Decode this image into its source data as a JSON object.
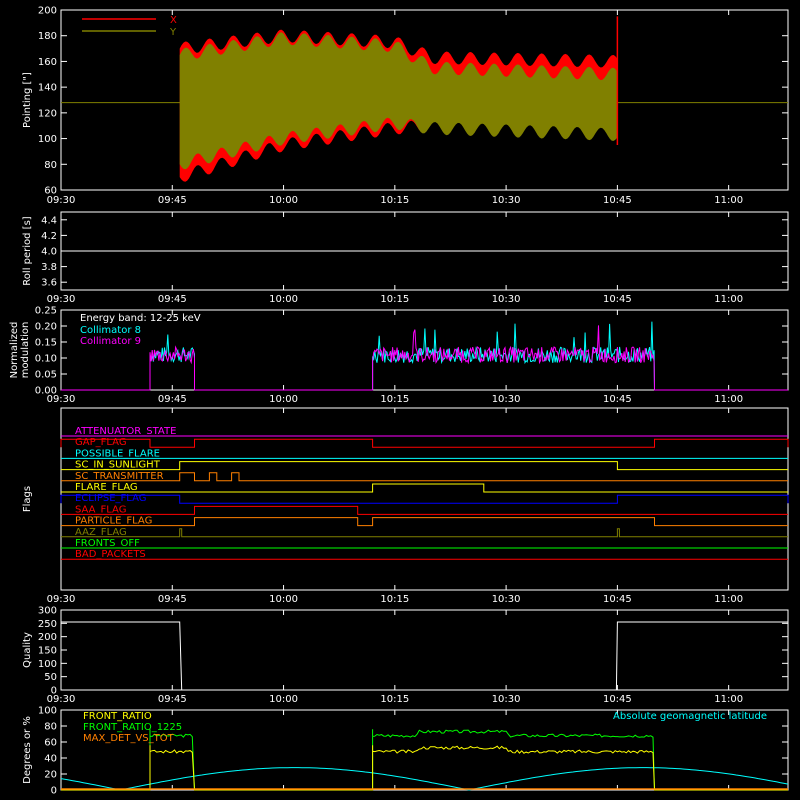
{
  "time_ticks": [
    "09:30",
    "09:45",
    "10:00",
    "10:15",
    "10:30",
    "10:45",
    "11:00"
  ],
  "chart_data": [
    {
      "id": "pointing",
      "type": "line",
      "ylabel": "Pointing [\"]",
      "ylim": [
        60,
        200
      ],
      "yticks": [
        60,
        80,
        100,
        120,
        140,
        160,
        180,
        200
      ],
      "x_range": [
        "09:30",
        "11:08"
      ],
      "series": [
        {
          "name": "X",
          "color": "#ff0000"
        },
        {
          "name": "Y",
          "color": "#808000"
        }
      ],
      "segments": [
        {
          "t": "09:46",
          "x_top": 170,
          "x_bottom": 70,
          "y_top": 165,
          "y_bottom": 80
        },
        {
          "t": "10:00",
          "x_top": 180,
          "x_bottom": 95,
          "y_top": 178,
          "y_bottom": 100
        },
        {
          "t": "10:15",
          "x_top": 175,
          "x_bottom": 108,
          "y_top": 172,
          "y_bottom": 112
        },
        {
          "t": "10:20",
          "x_top": 163,
          "x_bottom": 110,
          "y_top": 155,
          "y_bottom": 108
        },
        {
          "t": "10:45",
          "x_top": 160,
          "x_bottom": 105,
          "y_top": 150,
          "y_bottom": 103
        }
      ],
      "baseline": 128
    },
    {
      "id": "roll",
      "type": "line",
      "ylabel": "Roll period [s]",
      "ylim": [
        3.5,
        4.5
      ],
      "yticks": [
        3.6,
        3.8,
        4.0,
        4.2,
        4.4
      ],
      "value": 4.0
    },
    {
      "id": "modulation",
      "type": "line",
      "ylabel": "Normalized modulation",
      "ylim": [
        0,
        0.25
      ],
      "yticks": [
        0.0,
        0.05,
        0.1,
        0.15,
        0.2,
        0.25
      ],
      "title": "Energy band: 12-25 keV",
      "series": [
        {
          "name": "Collimator 8",
          "color": "#00ffff"
        },
        {
          "name": "Collimator 9",
          "color": "#ff00ff"
        }
      ],
      "active_intervals": [
        {
          "start": "09:42",
          "end": "09:48",
          "level": 0.11
        },
        {
          "start": "10:12",
          "end": "10:50",
          "level": 0.11
        }
      ]
    },
    {
      "id": "flags",
      "type": "line",
      "ylabel": "Flags",
      "flags": [
        {
          "name": "ATTENUATOR_STATE",
          "color": "#ff00ff",
          "high": []
        },
        {
          "name": "GAP_FLAG",
          "color": "#ff0000",
          "high": [
            [
              "09:30",
              "09:42"
            ],
            [
              "09:48",
              "10:12"
            ],
            [
              "10:50",
              "11:08"
            ]
          ]
        },
        {
          "name": "POSSIBLE_FLARE",
          "color": "#00ffff",
          "high": []
        },
        {
          "name": "SC_IN_SUNLIGHT",
          "color": "#ffff00",
          "high": [
            [
              "09:46",
              "10:45"
            ]
          ]
        },
        {
          "name": "SC_TRANSMITTER",
          "color": "#ff8000",
          "high": [
            [
              "09:46",
              "09:48"
            ],
            [
              "09:50",
              "09:51"
            ],
            [
              "09:53",
              "09:54"
            ]
          ]
        },
        {
          "name": "FLARE_FLAG",
          "color": "#ffff00",
          "high": [
            [
              "10:12",
              "10:27"
            ]
          ]
        },
        {
          "name": "ECLIPSE_FLAG",
          "color": "#0000ff",
          "high": [
            [
              "09:30",
              "09:46"
            ],
            [
              "10:45",
              "11:08"
            ]
          ]
        },
        {
          "name": "SAA_FLAG",
          "color": "#ff0000",
          "high": [
            [
              "09:48",
              "10:10"
            ]
          ]
        },
        {
          "name": "PARTICLE_FLAG",
          "color": "#ff8000",
          "high": [
            [
              "09:48",
              "10:10"
            ],
            [
              "10:12",
              "10:50"
            ]
          ]
        },
        {
          "name": "AAZ_FLAG",
          "color": "#808000",
          "high": [
            [
              "09:46",
              "09:46"
            ],
            [
              "10:45",
              "10:45"
            ]
          ]
        },
        {
          "name": "FRONTS_OFF",
          "color": "#00ff00",
          "high": []
        },
        {
          "name": "BAD_PACKETS",
          "color": "#ff0000",
          "high": []
        }
      ]
    },
    {
      "id": "quality",
      "type": "line",
      "ylabel": "Quality",
      "ylim": [
        0,
        300
      ],
      "yticks": [
        0,
        50,
        100,
        150,
        200,
        250,
        300
      ],
      "high_value": 255,
      "low_interval": [
        "09:46",
        "10:45"
      ]
    },
    {
      "id": "ratios",
      "type": "line",
      "ylabel": "Degrees or %",
      "ylim": [
        0,
        100
      ],
      "yticks": [
        0,
        20,
        40,
        60,
        80,
        100
      ],
      "series": [
        {
          "name": "FRONT_RATIO",
          "color": "#ffff00",
          "level": 48
        },
        {
          "name": "FRONT_RATIO_1225",
          "color": "#00ff00",
          "level": 68
        },
        {
          "name": "MAX_DET_VS_TOT",
          "color": "#ff8000",
          "level": 0
        },
        {
          "name": "Absolute geomagnetic latitude",
          "color": "#00ffff"
        }
      ],
      "active_intervals": [
        [
          "09:42",
          "09:48"
        ],
        [
          "10:12",
          "10:50"
        ]
      ],
      "latitude": {
        "min": 0,
        "max": 28,
        "minima_at": [
          "09:38",
          "10:25",
          "11:05"
        ],
        "maxima_at": [
          "10:00",
          "10:45"
        ]
      }
    }
  ]
}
^^^^^^^^
| Task instructions |
Write out each entry exactly as given, but skip the pictures.

| Solved exercise |
Decode this image into its source data as a JSON object.
{
  "time_ticks": [
    "09:30",
    "09:45",
    "10:00",
    "10:15",
    "10:30",
    "10:45",
    "11:00"
  ],
  "chart_data": [
    {
      "id": "pointing",
      "type": "line",
      "ylabel": "Pointing [\"]",
      "ylim": [
        60,
        200
      ],
      "yticks": [
        60,
        80,
        100,
        120,
        140,
        160,
        180,
        200
      ],
      "x_range": [
        "09:30",
        "11:08"
      ],
      "series": [
        {
          "name": "X",
          "color": "#ff0000"
        },
        {
          "name": "Y",
          "color": "#808000"
        }
      ],
      "segments": [
        {
          "t": "09:46",
          "x_top": 170,
          "x_bottom": 70,
          "y_top": 165,
          "y_bottom": 80
        },
        {
          "t": "10:00",
          "x_top": 180,
          "x_bottom": 95,
          "y_top": 178,
          "y_bottom": 100
        },
        {
          "t": "10:15",
          "x_top": 175,
          "x_bottom": 108,
          "y_top": 172,
          "y_bottom": 112
        },
        {
          "t": "10:20",
          "x_top": 163,
          "x_bottom": 110,
          "y_top": 155,
          "y_bottom": 108
        },
        {
          "t": "10:45",
          "x_top": 160,
          "x_bottom": 105,
          "y_top": 150,
          "y_bottom": 103
        }
      ],
      "baseline": 128
    },
    {
      "id": "roll",
      "type": "line",
      "ylabel": "Roll period [s]",
      "ylim": [
        3.5,
        4.5
      ],
      "yticks": [
        3.6,
        3.8,
        4.0,
        4.2,
        4.4
      ],
      "value": 4.0
    },
    {
      "id": "modulation",
      "type": "line",
      "ylabel": "Normalized modulation",
      "ylim": [
        0,
        0.25
      ],
      "yticks": [
        0.0,
        0.05,
        0.1,
        0.15,
        0.2,
        0.25
      ],
      "title": "Energy band: 12-25 keV",
      "series": [
        {
          "name": "Collimator 8",
          "color": "#00ffff"
        },
        {
          "name": "Collimator 9",
          "color": "#ff00ff"
        }
      ],
      "active_intervals": [
        {
          "start": "09:42",
          "end": "09:48",
          "level": 0.11
        },
        {
          "start": "10:12",
          "end": "10:50",
          "level": 0.11
        }
      ]
    },
    {
      "id": "flags",
      "type": "line",
      "ylabel": "Flags",
      "flags": [
        {
          "name": "ATTENUATOR_STATE",
          "color": "#ff00ff",
          "high": []
        },
        {
          "name": "GAP_FLAG",
          "color": "#ff0000",
          "high": [
            [
              "09:30",
              "09:42"
            ],
            [
              "09:48",
              "10:12"
            ],
            [
              "10:50",
              "11:08"
            ]
          ]
        },
        {
          "name": "POSSIBLE_FLARE",
          "color": "#00ffff",
          "high": []
        },
        {
          "name": "SC_IN_SUNLIGHT",
          "color": "#ffff00",
          "high": [
            [
              "09:46",
              "10:45"
            ]
          ]
        },
        {
          "name": "SC_TRANSMITTER",
          "color": "#ff8000",
          "high": [
            [
              "09:46",
              "09:48"
            ],
            [
              "09:50",
              "09:51"
            ],
            [
              "09:53",
              "09:54"
            ]
          ]
        },
        {
          "name": "FLARE_FLAG",
          "color": "#ffff00",
          "high": [
            [
              "10:12",
              "10:27"
            ]
          ]
        },
        {
          "name": "ECLIPSE_FLAG",
          "color": "#0000ff",
          "high": [
            [
              "09:30",
              "09:46"
            ],
            [
              "10:45",
              "11:08"
            ]
          ]
        },
        {
          "name": "SAA_FLAG",
          "color": "#ff0000",
          "high": [
            [
              "09:48",
              "10:10"
            ]
          ]
        },
        {
          "name": "PARTICLE_FLAG",
          "color": "#ff8000",
          "high": [
            [
              "09:48",
              "10:10"
            ],
            [
              "10:12",
              "10:50"
            ]
          ]
        },
        {
          "name": "AAZ_FLAG",
          "color": "#808000",
          "high": [
            [
              "09:46",
              "09:46"
            ],
            [
              "10:45",
              "10:45"
            ]
          ]
        },
        {
          "name": "FRONTS_OFF",
          "color": "#00ff00",
          "high": []
        },
        {
          "name": "BAD_PACKETS",
          "color": "#ff0000",
          "high": []
        }
      ]
    },
    {
      "id": "quality",
      "type": "line",
      "ylabel": "Quality",
      "ylim": [
        0,
        300
      ],
      "yticks": [
        0,
        50,
        100,
        150,
        200,
        250,
        300
      ],
      "high_value": 255,
      "low_interval": [
        "09:46",
        "10:45"
      ]
    },
    {
      "id": "ratios",
      "type": "line",
      "ylabel": "Degrees or %",
      "ylim": [
        0,
        100
      ],
      "yticks": [
        0,
        20,
        40,
        60,
        80,
        100
      ],
      "series": [
        {
          "name": "FRONT_RATIO",
          "color": "#ffff00",
          "level": 48
        },
        {
          "name": "FRONT_RATIO_1225",
          "color": "#00ff00",
          "level": 68
        },
        {
          "name": "MAX_DET_VS_TOT",
          "color": "#ff8000",
          "level": 0
        },
        {
          "name": "Absolute geomagnetic latitude",
          "color": "#00ffff"
        }
      ],
      "active_intervals": [
        [
          "09:42",
          "09:48"
        ],
        [
          "10:12",
          "10:50"
        ]
      ],
      "latitude": {
        "min": 0,
        "max": 28,
        "minima_at": [
          "09:38",
          "10:25",
          "11:05"
        ],
        "maxima_at": [
          "10:00",
          "10:45"
        ]
      }
    }
  ]
}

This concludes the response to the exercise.